- [INFORMATION SHOWN]:
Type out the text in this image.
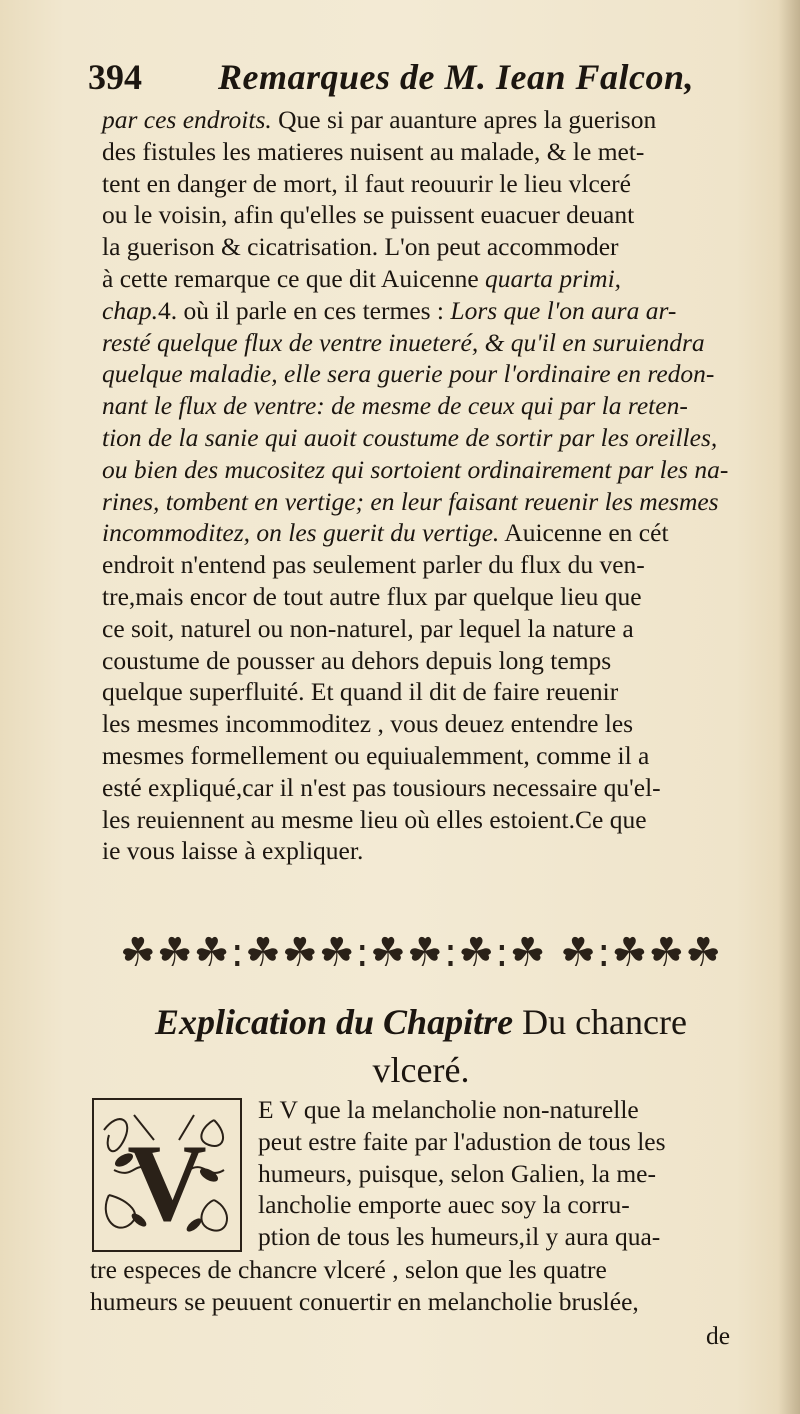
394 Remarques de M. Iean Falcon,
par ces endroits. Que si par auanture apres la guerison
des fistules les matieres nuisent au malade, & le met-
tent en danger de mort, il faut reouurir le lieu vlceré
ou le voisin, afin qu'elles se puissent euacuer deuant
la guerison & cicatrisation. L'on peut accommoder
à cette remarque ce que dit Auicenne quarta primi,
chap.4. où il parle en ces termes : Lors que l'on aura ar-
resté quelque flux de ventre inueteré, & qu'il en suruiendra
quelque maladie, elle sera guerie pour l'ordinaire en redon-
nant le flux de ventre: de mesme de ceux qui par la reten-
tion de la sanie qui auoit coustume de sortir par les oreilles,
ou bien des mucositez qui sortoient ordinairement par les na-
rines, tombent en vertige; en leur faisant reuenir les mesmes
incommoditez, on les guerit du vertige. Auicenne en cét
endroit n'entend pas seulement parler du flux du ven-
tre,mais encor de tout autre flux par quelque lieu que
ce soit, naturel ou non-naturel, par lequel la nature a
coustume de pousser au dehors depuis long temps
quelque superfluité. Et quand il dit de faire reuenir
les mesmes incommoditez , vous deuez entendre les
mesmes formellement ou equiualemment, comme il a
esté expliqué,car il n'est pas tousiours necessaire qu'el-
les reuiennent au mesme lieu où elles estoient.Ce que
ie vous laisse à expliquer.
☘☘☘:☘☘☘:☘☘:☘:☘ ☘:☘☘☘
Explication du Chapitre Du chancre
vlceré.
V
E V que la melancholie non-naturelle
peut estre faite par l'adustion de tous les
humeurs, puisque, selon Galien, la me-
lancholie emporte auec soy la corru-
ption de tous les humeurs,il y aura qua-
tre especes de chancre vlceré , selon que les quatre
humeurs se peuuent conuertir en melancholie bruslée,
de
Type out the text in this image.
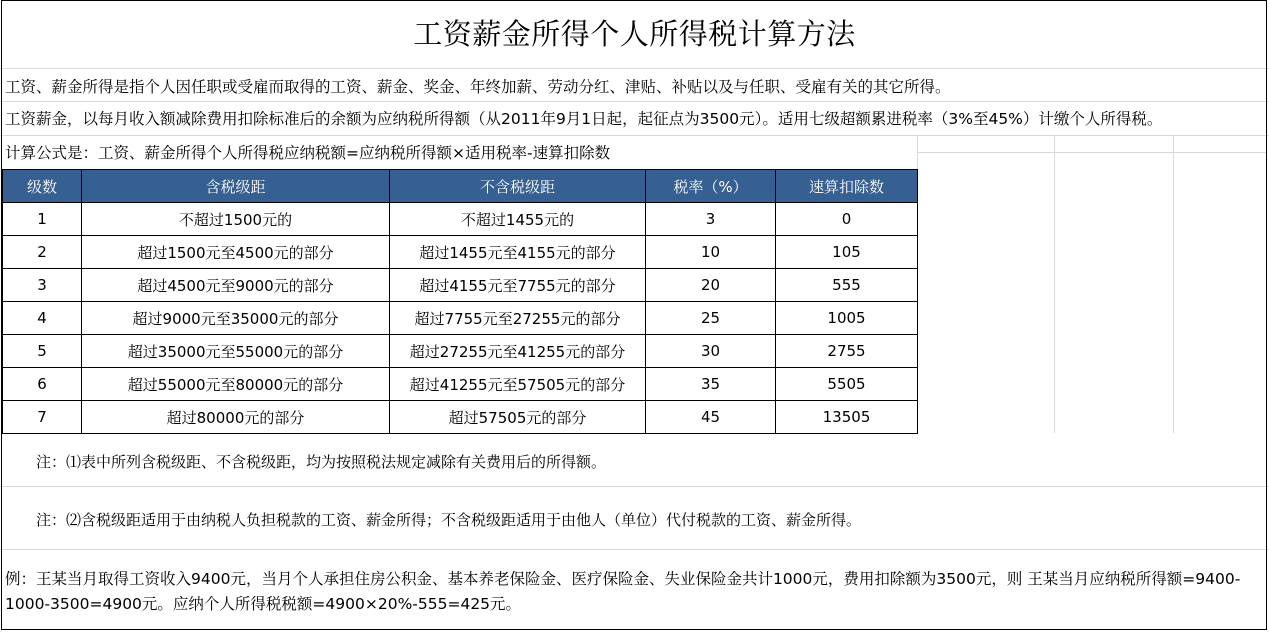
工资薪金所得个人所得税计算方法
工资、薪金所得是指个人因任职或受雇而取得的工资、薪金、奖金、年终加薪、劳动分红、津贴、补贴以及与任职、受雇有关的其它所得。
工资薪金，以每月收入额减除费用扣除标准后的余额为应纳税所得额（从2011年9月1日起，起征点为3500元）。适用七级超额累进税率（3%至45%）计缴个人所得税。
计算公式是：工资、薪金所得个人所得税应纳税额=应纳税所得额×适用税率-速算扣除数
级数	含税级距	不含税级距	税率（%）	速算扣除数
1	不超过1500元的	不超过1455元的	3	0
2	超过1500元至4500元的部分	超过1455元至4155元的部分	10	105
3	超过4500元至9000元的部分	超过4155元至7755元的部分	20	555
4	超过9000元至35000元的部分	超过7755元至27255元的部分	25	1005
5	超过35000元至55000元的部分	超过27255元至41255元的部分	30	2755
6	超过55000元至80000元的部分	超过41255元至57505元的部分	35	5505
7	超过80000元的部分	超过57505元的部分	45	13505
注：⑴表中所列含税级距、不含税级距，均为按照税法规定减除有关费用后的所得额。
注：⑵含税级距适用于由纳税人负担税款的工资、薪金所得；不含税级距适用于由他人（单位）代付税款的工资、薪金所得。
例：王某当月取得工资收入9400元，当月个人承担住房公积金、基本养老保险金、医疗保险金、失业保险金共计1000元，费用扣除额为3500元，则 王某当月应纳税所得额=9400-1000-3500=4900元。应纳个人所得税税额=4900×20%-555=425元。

- [EXERCISE DESCRIPTION]: Where a line of the entries contains the word "速算扣除数", copy that line.

- [OUTPUT OF THE EXERCISE]:
计算公式是：工资、薪金所得个人所得税应纳税额=应纳税所得额×适用税率-速算扣除数
级数	含税级距	不含税级距	税率（%）	速算扣除数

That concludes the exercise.